§ **WHAT THE TASK ASKS**
Set the listing down again exactly, please, apart from its pictures.

§ **Dataset rows**
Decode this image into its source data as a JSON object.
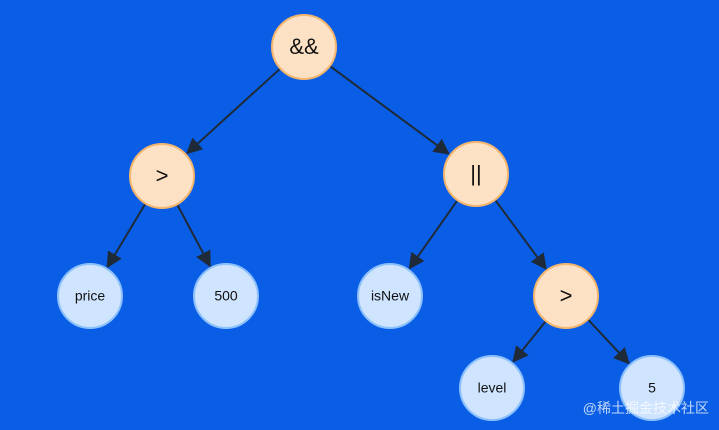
{
  "diagram": {
    "background_color": "#0a5ee6",
    "nodes": [
      {
        "id": "and",
        "label": "&&",
        "kind": "operator"
      },
      {
        "id": "gt1",
        "label": ">",
        "kind": "operator"
      },
      {
        "id": "or",
        "label": "||",
        "kind": "operator"
      },
      {
        "id": "price",
        "label": "price",
        "kind": "operand"
      },
      {
        "id": "n500",
        "label": "500",
        "kind": "operand"
      },
      {
        "id": "isNew",
        "label": "isNew",
        "kind": "operand"
      },
      {
        "id": "gt2",
        "label": ">",
        "kind": "operator"
      },
      {
        "id": "level",
        "label": "level",
        "kind": "operand"
      },
      {
        "id": "n5",
        "label": "5",
        "kind": "operand"
      }
    ],
    "edges": [
      {
        "from": "and",
        "to": "gt1"
      },
      {
        "from": "and",
        "to": "or"
      },
      {
        "from": "gt1",
        "to": "price"
      },
      {
        "from": "gt1",
        "to": "n500"
      },
      {
        "from": "or",
        "to": "isNew"
      },
      {
        "from": "or",
        "to": "gt2"
      },
      {
        "from": "gt2",
        "to": "level"
      },
      {
        "from": "gt2",
        "to": "n5"
      }
    ],
    "colors": {
      "operator_fill": "#fde1c4",
      "operator_stroke": "#f4b56d",
      "operand_fill": "#cfe4ff",
      "operand_stroke": "#8cc0fb",
      "edge": "#1f2a38"
    }
  },
  "watermark": "@稀土掘金技术社区"
}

§ **THE RESULT**
Decode this image into its source data as a JSON object.
{
  "diagram": {
    "background_color": "#0a5ee6",
    "nodes": [
      {
        "id": "and",
        "label": "&&",
        "kind": "operator"
      },
      {
        "id": "gt1",
        "label": ">",
        "kind": "operator"
      },
      {
        "id": "or",
        "label": "||",
        "kind": "operator"
      },
      {
        "id": "price",
        "label": "price",
        "kind": "operand"
      },
      {
        "id": "n500",
        "label": "500",
        "kind": "operand"
      },
      {
        "id": "isNew",
        "label": "isNew",
        "kind": "operand"
      },
      {
        "id": "gt2",
        "label": ">",
        "kind": "operator"
      },
      {
        "id": "level",
        "label": "level",
        "kind": "operand"
      },
      {
        "id": "n5",
        "label": "5",
        "kind": "operand"
      }
    ],
    "edges": [
      {
        "from": "and",
        "to": "gt1"
      },
      {
        "from": "and",
        "to": "or"
      },
      {
        "from": "gt1",
        "to": "price"
      },
      {
        "from": "gt1",
        "to": "n500"
      },
      {
        "from": "or",
        "to": "isNew"
      },
      {
        "from": "or",
        "to": "gt2"
      },
      {
        "from": "gt2",
        "to": "level"
      },
      {
        "from": "gt2",
        "to": "n5"
      }
    ],
    "colors": {
      "operator_fill": "#fde1c4",
      "operator_stroke": "#f4b56d",
      "operand_fill": "#cfe4ff",
      "operand_stroke": "#8cc0fb",
      "edge": "#1f2a38"
    }
  },
  "watermark": "@稀土掘金技术社区"
}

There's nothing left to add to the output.